BEGIN Stored data

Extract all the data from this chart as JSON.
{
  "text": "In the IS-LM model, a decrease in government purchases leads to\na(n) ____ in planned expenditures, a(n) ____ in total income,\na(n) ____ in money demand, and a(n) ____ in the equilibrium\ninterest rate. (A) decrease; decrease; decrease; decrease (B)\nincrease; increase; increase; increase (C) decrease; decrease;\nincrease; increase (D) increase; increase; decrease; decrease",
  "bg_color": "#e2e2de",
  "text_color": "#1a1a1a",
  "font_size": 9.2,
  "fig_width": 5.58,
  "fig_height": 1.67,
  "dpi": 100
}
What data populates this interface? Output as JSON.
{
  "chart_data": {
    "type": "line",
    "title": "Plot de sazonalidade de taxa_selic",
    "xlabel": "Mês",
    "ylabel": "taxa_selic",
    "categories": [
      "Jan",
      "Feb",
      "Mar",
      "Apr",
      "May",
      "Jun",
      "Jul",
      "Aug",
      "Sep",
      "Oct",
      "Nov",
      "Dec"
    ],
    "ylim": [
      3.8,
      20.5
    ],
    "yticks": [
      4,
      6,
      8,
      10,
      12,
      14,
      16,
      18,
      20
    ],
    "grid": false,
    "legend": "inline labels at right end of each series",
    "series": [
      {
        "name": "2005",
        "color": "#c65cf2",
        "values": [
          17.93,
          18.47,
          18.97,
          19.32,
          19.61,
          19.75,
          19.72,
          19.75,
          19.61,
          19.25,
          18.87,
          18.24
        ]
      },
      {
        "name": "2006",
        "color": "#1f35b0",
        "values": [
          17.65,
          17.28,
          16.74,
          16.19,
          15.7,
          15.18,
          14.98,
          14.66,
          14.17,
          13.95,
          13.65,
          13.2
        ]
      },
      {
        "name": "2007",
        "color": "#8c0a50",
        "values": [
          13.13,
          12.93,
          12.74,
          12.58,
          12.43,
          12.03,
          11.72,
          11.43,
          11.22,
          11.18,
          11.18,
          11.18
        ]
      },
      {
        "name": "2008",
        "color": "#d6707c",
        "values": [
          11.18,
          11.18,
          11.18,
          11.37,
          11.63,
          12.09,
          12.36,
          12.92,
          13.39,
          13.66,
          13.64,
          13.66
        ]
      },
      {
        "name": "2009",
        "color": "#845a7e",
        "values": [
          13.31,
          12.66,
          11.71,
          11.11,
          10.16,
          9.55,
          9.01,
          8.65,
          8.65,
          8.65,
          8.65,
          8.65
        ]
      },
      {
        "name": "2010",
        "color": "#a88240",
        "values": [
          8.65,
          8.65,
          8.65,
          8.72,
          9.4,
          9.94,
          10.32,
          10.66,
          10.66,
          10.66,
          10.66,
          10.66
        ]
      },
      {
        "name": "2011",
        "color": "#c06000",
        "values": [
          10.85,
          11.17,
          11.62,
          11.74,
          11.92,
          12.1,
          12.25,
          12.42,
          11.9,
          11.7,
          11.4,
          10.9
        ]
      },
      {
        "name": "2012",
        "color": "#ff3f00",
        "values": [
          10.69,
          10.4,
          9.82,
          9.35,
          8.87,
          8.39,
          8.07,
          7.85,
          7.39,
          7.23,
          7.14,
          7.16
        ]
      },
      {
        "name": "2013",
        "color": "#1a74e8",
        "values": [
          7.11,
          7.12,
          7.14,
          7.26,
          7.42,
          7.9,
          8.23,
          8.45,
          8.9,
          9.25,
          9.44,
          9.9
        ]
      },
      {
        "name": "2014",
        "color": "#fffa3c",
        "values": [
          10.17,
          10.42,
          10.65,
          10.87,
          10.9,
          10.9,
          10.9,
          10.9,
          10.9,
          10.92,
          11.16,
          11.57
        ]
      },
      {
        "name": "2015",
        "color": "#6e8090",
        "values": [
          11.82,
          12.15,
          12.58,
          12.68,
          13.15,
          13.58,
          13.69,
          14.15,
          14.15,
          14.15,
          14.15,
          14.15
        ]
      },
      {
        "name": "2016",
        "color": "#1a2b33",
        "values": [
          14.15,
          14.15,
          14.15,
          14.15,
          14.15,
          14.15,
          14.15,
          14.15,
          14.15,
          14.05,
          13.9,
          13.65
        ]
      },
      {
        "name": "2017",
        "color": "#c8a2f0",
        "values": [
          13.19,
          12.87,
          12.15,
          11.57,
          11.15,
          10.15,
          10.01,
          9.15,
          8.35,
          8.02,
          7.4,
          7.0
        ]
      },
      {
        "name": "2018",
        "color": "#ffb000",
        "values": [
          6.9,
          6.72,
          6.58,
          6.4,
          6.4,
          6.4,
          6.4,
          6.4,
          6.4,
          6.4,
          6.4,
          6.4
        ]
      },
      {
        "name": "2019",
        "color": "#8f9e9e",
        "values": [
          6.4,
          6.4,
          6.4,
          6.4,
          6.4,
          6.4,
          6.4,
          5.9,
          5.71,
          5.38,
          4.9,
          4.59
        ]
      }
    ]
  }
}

END Stored data

## What you have to do
Repeat each record exactly, leaving nothing out.

## The solution
Extract all the data from this chart as JSON.
{
  "text": "In the IS-LM model, a decrease in government purchases leads to\na(n) ____ in planned expenditures, a(n) ____ in total income,\na(n) ____ in money demand, and a(n) ____ in the equilibrium\ninterest rate. (A) decrease; decrease; decrease; decrease (B)\nincrease; increase; increase; increase (C) decrease; decrease;\nincrease; increase (D) increase; increase; decrease; decrease",
  "bg_color": "#e2e2de",
  "text_color": "#1a1a1a",
  "font_size": 9.2,
  "fig_width": 5.58,
  "fig_height": 1.67,
  "dpi": 100
}
What data populates this interface? Output as JSON.
{
  "chart_data": {
    "type": "line",
    "title": "Plot de sazonalidade de taxa_selic",
    "xlabel": "Mês",
    "ylabel": "taxa_selic",
    "categories": [
      "Jan",
      "Feb",
      "Mar",
      "Apr",
      "May",
      "Jun",
      "Jul",
      "Aug",
      "Sep",
      "Oct",
      "Nov",
      "Dec"
    ],
    "ylim": [
      3.8,
      20.5
    ],
    "yticks": [
      4,
      6,
      8,
      10,
      12,
      14,
      16,
      18,
      20
    ],
    "grid": false,
    "legend": "inline labels at right end of each series",
    "series": [
      {
        "name": "2005",
        "color": "#c65cf2",
        "values": [
          17.93,
          18.47,
          18.97,
          19.32,
          19.61,
          19.75,
          19.72,
          19.75,
          19.61,
          19.25,
          18.87,
          18.24
        ]
      },
      {
        "name": "2006",
        "color": "#1f35b0",
        "values": [
          17.65,
          17.28,
          16.74,
          16.19,
          15.7,
          15.18,
          14.98,
          14.66,
          14.17,
          13.95,
          13.65,
          13.2
        ]
      },
      {
        "name": "2007",
        "color": "#8c0a50",
        "values": [
          13.13,
          12.93,
          12.74,
          12.58,
          12.43,
          12.03,
          11.72,
          11.43,
          11.22,
          11.18,
          11.18,
          11.18
        ]
      },
      {
        "name": "2008",
        "color": "#d6707c",
        "values": [
          11.18,
          11.18,
          11.18,
          11.37,
          11.63,
          12.09,
          12.36,
          12.92,
          13.39,
          13.66,
          13.64,
          13.66
        ]
      },
      {
        "name": "2009",
        "color": "#845a7e",
        "values": [
          13.31,
          12.66,
          11.71,
          11.11,
          10.16,
          9.55,
          9.01,
          8.65,
          8.65,
          8.65,
          8.65,
          8.65
        ]
      },
      {
        "name": "2010",
        "color": "#a88240",
        "values": [
          8.65,
          8.65,
          8.65,
          8.72,
          9.4,
          9.94,
          10.32,
          10.66,
          10.66,
          10.66,
          10.66,
          10.66
        ]
      },
      {
        "name": "2011",
        "color": "#c06000",
        "values": [
          10.85,
          11.17,
          11.62,
          11.74,
          11.92,
          12.1,
          12.25,
          12.42,
          11.9,
          11.7,
          11.4,
          10.9
        ]
      },
      {
        "name": "2012",
        "color": "#ff3f00",
        "values": [
          10.69,
          10.4,
          9.82,
          9.35,
          8.87,
          8.39,
          8.07,
          7.85,
          7.39,
          7.23,
          7.14,
          7.16
        ]
      },
      {
        "name": "2013",
        "color": "#1a74e8",
        "values": [
          7.11,
          7.12,
          7.14,
          7.26,
          7.42,
          7.9,
          8.23,
          8.45,
          8.9,
          9.25,
          9.44,
          9.9
        ]
      },
      {
        "name": "2014",
        "color": "#fffa3c",
        "values": [
          10.17,
          10.42,
          10.65,
          10.87,
          10.9,
          10.9,
          10.9,
          10.9,
          10.9,
          10.92,
          11.16,
          11.57
        ]
      },
      {
        "name": "2015",
        "color": "#6e8090",
        "values": [
          11.82,
          12.15,
          12.58,
          12.68,
          13.15,
          13.58,
          13.69,
          14.15,
          14.15,
          14.15,
          14.15,
          14.15
        ]
      },
      {
        "name": "2016",
        "color": "#1a2b33",
        "values": [
          14.15,
          14.15,
          14.15,
          14.15,
          14.15,
          14.15,
          14.15,
          14.15,
          14.15,
          14.05,
          13.9,
          13.65
        ]
      },
      {
        "name": "2017",
        "color": "#c8a2f0",
        "values": [
          13.19,
          12.87,
          12.15,
          11.57,
          11.15,
          10.15,
          10.01,
          9.15,
          8.35,
          8.02,
          7.4,
          7.0
        ]
      },
      {
        "name": "2018",
        "color": "#ffb000",
        "values": [
          6.9,
          6.72,
          6.58,
          6.4,
          6.4,
          6.4,
          6.4,
          6.4,
          6.4,
          6.4,
          6.4,
          6.4
        ]
      },
      {
        "name": "2019",
        "color": "#8f9e9e",
        "values": [
          6.4,
          6.4,
          6.4,
          6.4,
          6.4,
          6.4,
          6.4,
          5.9,
          5.71,
          5.38,
          4.9,
          4.59
        ]
      }
    ]
  }
}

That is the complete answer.